◆ Problem requirements: Copy out the data below verbatim.

[Begin]

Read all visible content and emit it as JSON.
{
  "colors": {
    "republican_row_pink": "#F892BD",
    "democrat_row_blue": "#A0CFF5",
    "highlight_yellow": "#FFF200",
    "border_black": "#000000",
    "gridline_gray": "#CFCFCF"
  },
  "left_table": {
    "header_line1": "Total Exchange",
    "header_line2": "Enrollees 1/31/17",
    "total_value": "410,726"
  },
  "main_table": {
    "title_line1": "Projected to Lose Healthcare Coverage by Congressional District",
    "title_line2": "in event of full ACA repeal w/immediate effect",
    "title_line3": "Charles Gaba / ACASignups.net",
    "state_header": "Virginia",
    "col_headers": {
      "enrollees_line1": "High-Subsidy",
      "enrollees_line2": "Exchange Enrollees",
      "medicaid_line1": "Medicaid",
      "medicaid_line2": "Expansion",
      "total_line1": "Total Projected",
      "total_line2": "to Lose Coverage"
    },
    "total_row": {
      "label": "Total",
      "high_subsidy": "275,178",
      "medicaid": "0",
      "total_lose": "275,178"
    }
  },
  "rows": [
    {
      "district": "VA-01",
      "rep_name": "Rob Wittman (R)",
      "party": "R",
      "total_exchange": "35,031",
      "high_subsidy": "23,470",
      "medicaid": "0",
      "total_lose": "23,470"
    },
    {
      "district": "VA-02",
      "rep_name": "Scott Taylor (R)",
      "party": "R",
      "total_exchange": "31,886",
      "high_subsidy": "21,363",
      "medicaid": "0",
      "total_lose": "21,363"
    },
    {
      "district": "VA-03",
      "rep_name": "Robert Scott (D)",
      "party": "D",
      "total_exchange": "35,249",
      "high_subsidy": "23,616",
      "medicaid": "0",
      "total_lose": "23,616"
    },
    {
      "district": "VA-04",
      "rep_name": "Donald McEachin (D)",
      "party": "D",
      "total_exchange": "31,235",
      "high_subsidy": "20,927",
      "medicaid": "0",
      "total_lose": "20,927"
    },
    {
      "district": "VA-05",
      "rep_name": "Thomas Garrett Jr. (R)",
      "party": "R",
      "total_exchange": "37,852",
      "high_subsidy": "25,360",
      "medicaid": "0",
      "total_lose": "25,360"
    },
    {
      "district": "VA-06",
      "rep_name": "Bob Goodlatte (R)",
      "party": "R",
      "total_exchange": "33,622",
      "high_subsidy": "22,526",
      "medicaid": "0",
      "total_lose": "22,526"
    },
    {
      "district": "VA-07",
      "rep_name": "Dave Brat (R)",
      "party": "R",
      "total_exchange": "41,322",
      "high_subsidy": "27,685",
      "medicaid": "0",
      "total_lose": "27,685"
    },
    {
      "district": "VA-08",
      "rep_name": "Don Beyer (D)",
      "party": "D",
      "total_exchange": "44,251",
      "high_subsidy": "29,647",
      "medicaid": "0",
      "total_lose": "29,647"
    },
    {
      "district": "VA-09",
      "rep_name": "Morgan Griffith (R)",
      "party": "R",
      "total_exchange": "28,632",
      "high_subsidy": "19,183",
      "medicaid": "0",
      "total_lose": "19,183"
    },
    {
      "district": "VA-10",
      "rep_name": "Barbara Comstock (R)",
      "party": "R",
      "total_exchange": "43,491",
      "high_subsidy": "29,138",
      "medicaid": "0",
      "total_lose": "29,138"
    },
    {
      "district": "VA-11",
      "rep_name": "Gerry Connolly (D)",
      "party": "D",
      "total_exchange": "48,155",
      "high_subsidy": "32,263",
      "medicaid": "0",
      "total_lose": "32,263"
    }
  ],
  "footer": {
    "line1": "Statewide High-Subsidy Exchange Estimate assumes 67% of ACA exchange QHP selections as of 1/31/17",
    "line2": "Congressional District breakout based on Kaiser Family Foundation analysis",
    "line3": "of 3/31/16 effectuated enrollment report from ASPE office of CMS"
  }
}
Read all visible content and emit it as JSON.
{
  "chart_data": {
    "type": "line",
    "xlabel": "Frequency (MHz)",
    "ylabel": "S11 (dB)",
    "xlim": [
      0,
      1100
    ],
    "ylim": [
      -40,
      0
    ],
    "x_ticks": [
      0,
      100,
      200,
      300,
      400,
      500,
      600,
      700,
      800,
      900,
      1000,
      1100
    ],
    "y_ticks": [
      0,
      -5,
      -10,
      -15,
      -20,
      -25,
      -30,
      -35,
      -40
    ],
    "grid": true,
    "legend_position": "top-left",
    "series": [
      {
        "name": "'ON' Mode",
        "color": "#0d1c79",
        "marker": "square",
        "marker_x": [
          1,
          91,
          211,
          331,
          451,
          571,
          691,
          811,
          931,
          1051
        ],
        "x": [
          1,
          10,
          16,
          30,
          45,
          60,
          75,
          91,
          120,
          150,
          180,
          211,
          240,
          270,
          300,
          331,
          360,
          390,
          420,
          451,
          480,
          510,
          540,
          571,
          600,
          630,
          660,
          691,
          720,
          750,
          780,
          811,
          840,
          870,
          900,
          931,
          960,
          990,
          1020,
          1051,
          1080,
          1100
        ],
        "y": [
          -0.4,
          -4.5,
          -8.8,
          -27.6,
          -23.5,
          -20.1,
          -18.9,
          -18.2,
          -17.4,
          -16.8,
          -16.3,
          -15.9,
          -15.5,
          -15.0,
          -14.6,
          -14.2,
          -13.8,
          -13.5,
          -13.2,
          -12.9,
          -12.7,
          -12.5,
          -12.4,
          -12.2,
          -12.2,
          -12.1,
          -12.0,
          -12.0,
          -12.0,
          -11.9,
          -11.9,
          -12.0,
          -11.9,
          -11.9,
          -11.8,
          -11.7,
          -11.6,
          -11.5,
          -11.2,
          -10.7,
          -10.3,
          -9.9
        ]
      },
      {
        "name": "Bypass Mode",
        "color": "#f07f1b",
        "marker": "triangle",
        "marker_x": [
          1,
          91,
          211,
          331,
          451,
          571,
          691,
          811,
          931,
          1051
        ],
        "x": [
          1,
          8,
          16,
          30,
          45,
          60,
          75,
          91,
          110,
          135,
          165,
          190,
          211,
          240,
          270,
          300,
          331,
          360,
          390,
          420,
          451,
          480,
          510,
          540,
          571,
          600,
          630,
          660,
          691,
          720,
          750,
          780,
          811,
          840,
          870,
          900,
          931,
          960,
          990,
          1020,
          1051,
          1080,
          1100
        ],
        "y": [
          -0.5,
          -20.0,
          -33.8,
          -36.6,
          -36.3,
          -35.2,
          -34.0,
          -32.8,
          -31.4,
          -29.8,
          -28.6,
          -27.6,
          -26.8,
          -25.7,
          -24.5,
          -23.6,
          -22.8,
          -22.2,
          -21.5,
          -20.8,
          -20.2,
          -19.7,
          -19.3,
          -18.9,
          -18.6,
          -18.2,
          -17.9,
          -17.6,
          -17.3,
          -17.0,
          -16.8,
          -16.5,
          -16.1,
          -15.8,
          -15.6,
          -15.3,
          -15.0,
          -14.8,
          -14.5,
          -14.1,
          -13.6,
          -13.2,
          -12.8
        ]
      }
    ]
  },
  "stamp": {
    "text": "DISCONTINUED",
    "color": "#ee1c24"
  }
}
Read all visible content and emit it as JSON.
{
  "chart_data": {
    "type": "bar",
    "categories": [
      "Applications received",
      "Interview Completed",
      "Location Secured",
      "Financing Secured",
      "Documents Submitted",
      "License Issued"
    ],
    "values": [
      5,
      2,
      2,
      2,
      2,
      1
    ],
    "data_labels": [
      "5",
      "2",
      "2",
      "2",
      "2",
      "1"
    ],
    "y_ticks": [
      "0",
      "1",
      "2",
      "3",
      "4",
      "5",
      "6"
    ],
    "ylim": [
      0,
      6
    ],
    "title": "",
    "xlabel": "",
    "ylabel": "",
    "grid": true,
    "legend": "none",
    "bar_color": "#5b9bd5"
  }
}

[End]

◆ Complete answer:
Read all visible content and emit it as JSON.
{
  "colors": {
    "republican_row_pink": "#F892BD",
    "democrat_row_blue": "#A0CFF5",
    "highlight_yellow": "#FFF200",
    "border_black": "#000000",
    "gridline_gray": "#CFCFCF"
  },
  "left_table": {
    "header_line1": "Total Exchange",
    "header_line2": "Enrollees 1/31/17",
    "total_value": "410,726"
  },
  "main_table": {
    "title_line1": "Projected to Lose Healthcare Coverage by Congressional District",
    "title_line2": "in event of full ACA repeal w/immediate effect",
    "title_line3": "Charles Gaba / ACASignups.net",
    "state_header": "Virginia",
    "col_headers": {
      "enrollees_line1": "High-Subsidy",
      "enrollees_line2": "Exchange Enrollees",
      "medicaid_line1": "Medicaid",
      "medicaid_line2": "Expansion",
      "total_line1": "Total Projected",
      "total_line2": "to Lose Coverage"
    },
    "total_row": {
      "label": "Total",
      "high_subsidy": "275,178",
      "medicaid": "0",
      "total_lose": "275,178"
    }
  },
  "rows": [
    {
      "district": "VA-01",
      "rep_name": "Rob Wittman (R)",
      "party": "R",
      "total_exchange": "35,031",
      "high_subsidy": "23,470",
      "medicaid": "0",
      "total_lose": "23,470"
    },
    {
      "district": "VA-02",
      "rep_name": "Scott Taylor (R)",
      "party": "R",
      "total_exchange": "31,886",
      "high_subsidy": "21,363",
      "medicaid": "0",
      "total_lose": "21,363"
    },
    {
      "district": "VA-03",
      "rep_name": "Robert Scott (D)",
      "party": "D",
      "total_exchange": "35,249",
      "high_subsidy": "23,616",
      "medicaid": "0",
      "total_lose": "23,616"
    },
    {
      "district": "VA-04",
      "rep_name": "Donald McEachin (D)",
      "party": "D",
      "total_exchange": "31,235",
      "high_subsidy": "20,927",
      "medicaid": "0",
      "total_lose": "20,927"
    },
    {
      "district": "VA-05",
      "rep_name": "Thomas Garrett Jr. (R)",
      "party": "R",
      "total_exchange": "37,852",
      "high_subsidy": "25,360",
      "medicaid": "0",
      "total_lose": "25,360"
    },
    {
      "district": "VA-06",
      "rep_name": "Bob Goodlatte (R)",
      "party": "R",
      "total_exchange": "33,622",
      "high_subsidy": "22,526",
      "medicaid": "0",
      "total_lose": "22,526"
    },
    {
      "district": "VA-07",
      "rep_name": "Dave Brat (R)",
      "party": "R",
      "total_exchange": "41,322",
      "high_subsidy": "27,685",
      "medicaid": "0",
      "total_lose": "27,685"
    },
    {
      "district": "VA-08",
      "rep_name": "Don Beyer (D)",
      "party": "D",
      "total_exchange": "44,251",
      "high_subsidy": "29,647",
      "medicaid": "0",
      "total_lose": "29,647"
    },
    {
      "district": "VA-09",
      "rep_name": "Morgan Griffith (R)",
      "party": "R",
      "total_exchange": "28,632",
      "high_subsidy": "19,183",
      "medicaid": "0",
      "total_lose": "19,183"
    },
    {
      "district": "VA-10",
      "rep_name": "Barbara Comstock (R)",
      "party": "R",
      "total_exchange": "43,491",
      "high_subsidy": "29,138",
      "medicaid": "0",
      "total_lose": "29,138"
    },
    {
      "district": "VA-11",
      "rep_name": "Gerry Connolly (D)",
      "party": "D",
      "total_exchange": "48,155",
      "high_subsidy": "32,263",
      "medicaid": "0",
      "total_lose": "32,263"
    }
  ],
  "footer": {
    "line1": "Statewide High-Subsidy Exchange Estimate assumes 67% of ACA exchange QHP selections as of 1/31/17",
    "line2": "Congressional District breakout based on Kaiser Family Foundation analysis",
    "line3": "of 3/31/16 effectuated enrollment report from ASPE office of CMS"
  }
}
Read all visible content and emit it as JSON.
{
  "chart_data": {
    "type": "line",
    "xlabel": "Frequency (MHz)",
    "ylabel": "S11 (dB)",
    "xlim": [
      0,
      1100
    ],
    "ylim": [
      -40,
      0
    ],
    "x_ticks": [
      0,
      100,
      200,
      300,
      400,
      500,
      600,
      700,
      800,
      900,
      1000,
      1100
    ],
    "y_ticks": [
      0,
      -5,
      -10,
      -15,
      -20,
      -25,
      -30,
      -35,
      -40
    ],
    "grid": true,
    "legend_position": "top-left",
    "series": [
      {
        "name": "'ON' Mode",
        "color": "#0d1c79",
        "marker": "square",
        "marker_x": [
          1,
          91,
          211,
          331,
          451,
          571,
          691,
          811,
          931,
          1051
        ],
        "x": [
          1,
          10,
          16,
          30,
          45,
          60,
          75,
          91,
          120,
          150,
          180,
          211,
          240,
          270,
          300,
          331,
          360,
          390,
          420,
          451,
          480,
          510,
          540,
          571,
          600,
          630,
          660,
          691,
          720,
          750,
          780,
          811,
          840,
          870,
          900,
          931,
          960,
          990,
          1020,
          1051,
          1080,
          1100
        ],
        "y": [
          -0.4,
          -4.5,
          -8.8,
          -27.6,
          -23.5,
          -20.1,
          -18.9,
          -18.2,
          -17.4,
          -16.8,
          -16.3,
          -15.9,
          -15.5,
          -15.0,
          -14.6,
          -14.2,
          -13.8,
          -13.5,
          -13.2,
          -12.9,
          -12.7,
          -12.5,
          -12.4,
          -12.2,
          -12.2,
          -12.1,
          -12.0,
          -12.0,
          -12.0,
          -11.9,
          -11.9,
          -12.0,
          -11.9,
          -11.9,
          -11.8,
          -11.7,
          -11.6,
          -11.5,
          -11.2,
          -10.7,
          -10.3,
          -9.9
        ]
      },
      {
        "name": "Bypass Mode",
        "color": "#f07f1b",
        "marker": "triangle",
        "marker_x": [
          1,
          91,
          211,
          331,
          451,
          571,
          691,
          811,
          931,
          1051
        ],
        "x": [
          1,
          8,
          16,
          30,
          45,
          60,
          75,
          91,
          110,
          135,
          165,
          190,
          211,
          240,
          270,
          300,
          331,
          360,
          390,
          420,
          451,
          480,
          510,
          540,
          571,
          600,
          630,
          660,
          691,
          720,
          750,
          780,
          811,
          840,
          870,
          900,
          931,
          960,
          990,
          1020,
          1051,
          1080,
          1100
        ],
        "y": [
          -0.5,
          -20.0,
          -33.8,
          -36.6,
          -36.3,
          -35.2,
          -34.0,
          -32.8,
          -31.4,
          -29.8,
          -28.6,
          -27.6,
          -26.8,
          -25.7,
          -24.5,
          -23.6,
          -22.8,
          -22.2,
          -21.5,
          -20.8,
          -20.2,
          -19.7,
          -19.3,
          -18.9,
          -18.6,
          -18.2,
          -17.9,
          -17.6,
          -17.3,
          -17.0,
          -16.8,
          -16.5,
          -16.1,
          -15.8,
          -15.6,
          -15.3,
          -15.0,
          -14.8,
          -14.5,
          -14.1,
          -13.6,
          -13.2,
          -12.8
        ]
      }
    ]
  },
  "stamp": {
    "text": "DISCONTINUED",
    "color": "#ee1c24"
  }
}
Read all visible content and emit it as JSON.
{
  "chart_data": {
    "type": "bar",
    "categories": [
      "Applications received",
      "Interview Completed",
      "Location Secured",
      "Financing Secured",
      "Documents Submitted",
      "License Issued"
    ],
    "values": [
      5,
      2,
      2,
      2,
      2,
      1
    ],
    "data_labels": [
      "5",
      "2",
      "2",
      "2",
      "2",
      "1"
    ],
    "y_ticks": [
      "0",
      "1",
      "2",
      "3",
      "4",
      "5",
      "6"
    ],
    "ylim": [
      0,
      6
    ],
    "title": "",
    "xlabel": "",
    "ylabel": "",
    "grid": true,
    "legend": "none",
    "bar_color": "#5b9bd5"
  }
}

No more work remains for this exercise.